- Exercise goal:
Transcribe each line of the material as it is, and drop any picture.

- Records:

## BEGIN

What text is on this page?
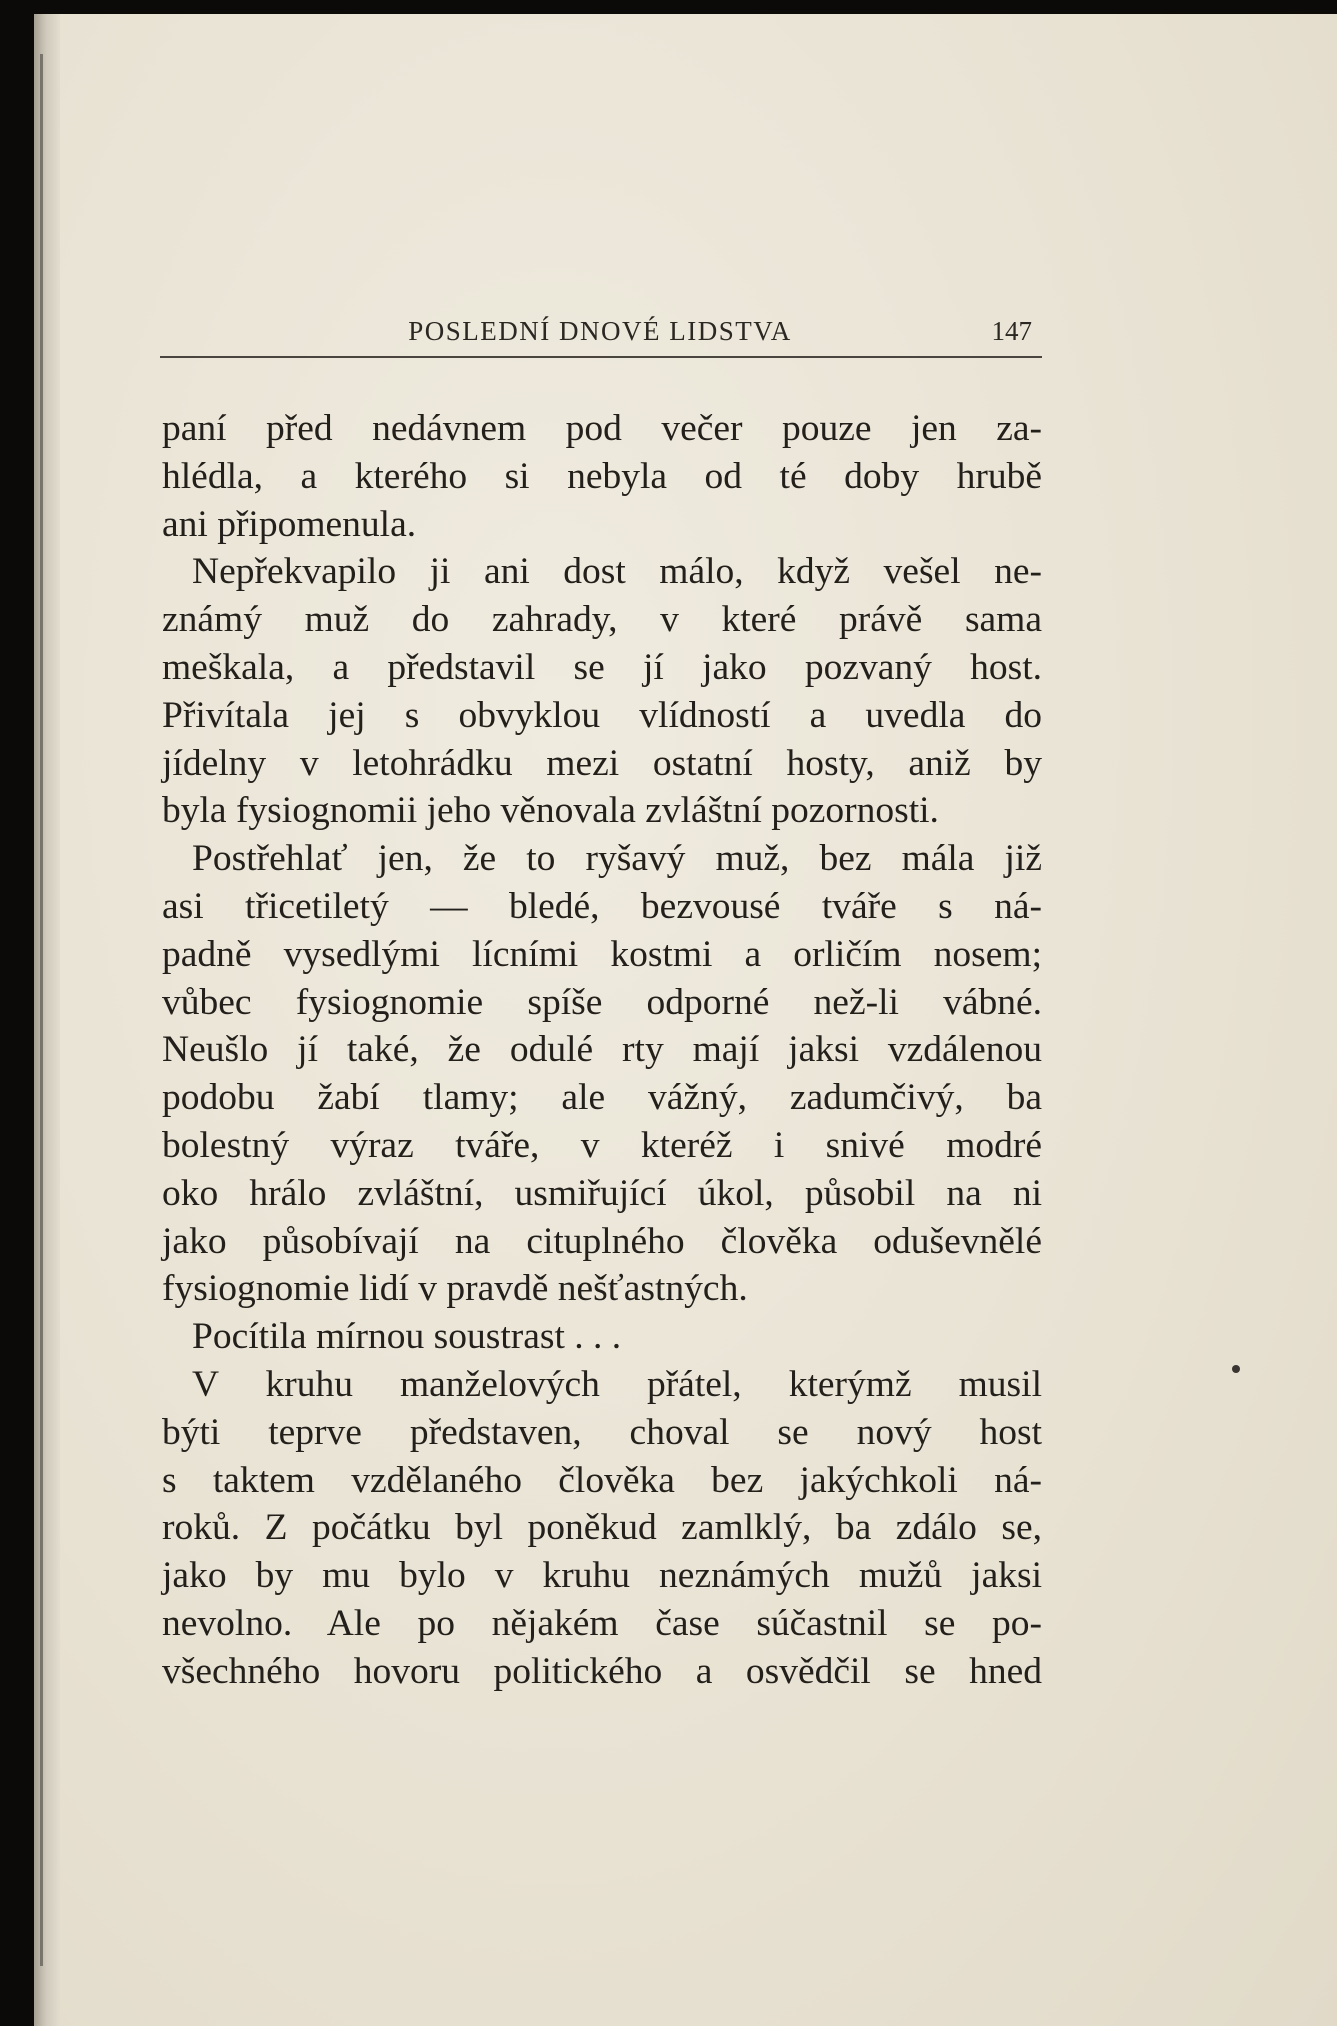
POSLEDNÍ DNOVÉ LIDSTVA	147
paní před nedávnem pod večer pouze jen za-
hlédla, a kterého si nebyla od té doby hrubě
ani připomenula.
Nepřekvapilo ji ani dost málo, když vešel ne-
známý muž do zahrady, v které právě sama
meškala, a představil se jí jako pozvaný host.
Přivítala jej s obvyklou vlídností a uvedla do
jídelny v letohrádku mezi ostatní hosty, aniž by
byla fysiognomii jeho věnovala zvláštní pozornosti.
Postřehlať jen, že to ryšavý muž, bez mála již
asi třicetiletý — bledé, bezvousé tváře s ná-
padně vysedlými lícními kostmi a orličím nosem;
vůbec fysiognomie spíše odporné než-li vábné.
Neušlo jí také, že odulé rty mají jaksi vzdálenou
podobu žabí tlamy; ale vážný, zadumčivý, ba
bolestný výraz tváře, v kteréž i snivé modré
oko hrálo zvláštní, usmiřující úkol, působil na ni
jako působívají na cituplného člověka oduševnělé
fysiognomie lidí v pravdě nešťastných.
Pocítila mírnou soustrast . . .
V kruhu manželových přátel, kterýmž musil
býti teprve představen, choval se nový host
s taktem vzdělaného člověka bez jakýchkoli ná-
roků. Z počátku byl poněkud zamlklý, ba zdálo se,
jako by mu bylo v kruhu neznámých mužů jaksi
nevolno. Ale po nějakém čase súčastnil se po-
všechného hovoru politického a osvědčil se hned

## END

- Worked solution:
What text is on this page?
POSLEDNÍ DNOVÉ LIDSTVA	147
paní před nedávnem pod večer pouze jen za-
hlédla, a kterého si nebyla od té doby hrubě
ani připomenula.
Nepřekvapilo ji ani dost málo, když vešel ne-
známý muž do zahrady, v které právě sama
meškala, a představil se jí jako pozvaný host.
Přivítala jej s obvyklou vlídností a uvedla do
jídelny v letohrádku mezi ostatní hosty, aniž by
byla fysiognomii jeho věnovala zvláštní pozornosti.
Postřehlať jen, že to ryšavý muž, bez mála již
asi třicetiletý — bledé, bezvousé tváře s ná-
padně vysedlými lícními kostmi a orličím nosem;
vůbec fysiognomie spíše odporné než-li vábné.
Neušlo jí také, že odulé rty mají jaksi vzdálenou
podobu žabí tlamy; ale vážný, zadumčivý, ba
bolestný výraz tváře, v kteréž i snivé modré
oko hrálo zvláštní, usmiřující úkol, působil na ni
jako působívají na cituplného člověka oduševnělé
fysiognomie lidí v pravdě nešťastných.
Pocítila mírnou soustrast . . .
V kruhu manželových přátel, kterýmž musil
býti teprve představen, choval se nový host
s taktem vzdělaného člověka bez jakýchkoli ná-
roků. Z počátku byl poněkud zamlklý, ba zdálo se,
jako by mu bylo v kruhu neznámých mužů jaksi
nevolno. Ale po nějakém čase súčastnil se po-
všechného hovoru politického a osvědčil se hned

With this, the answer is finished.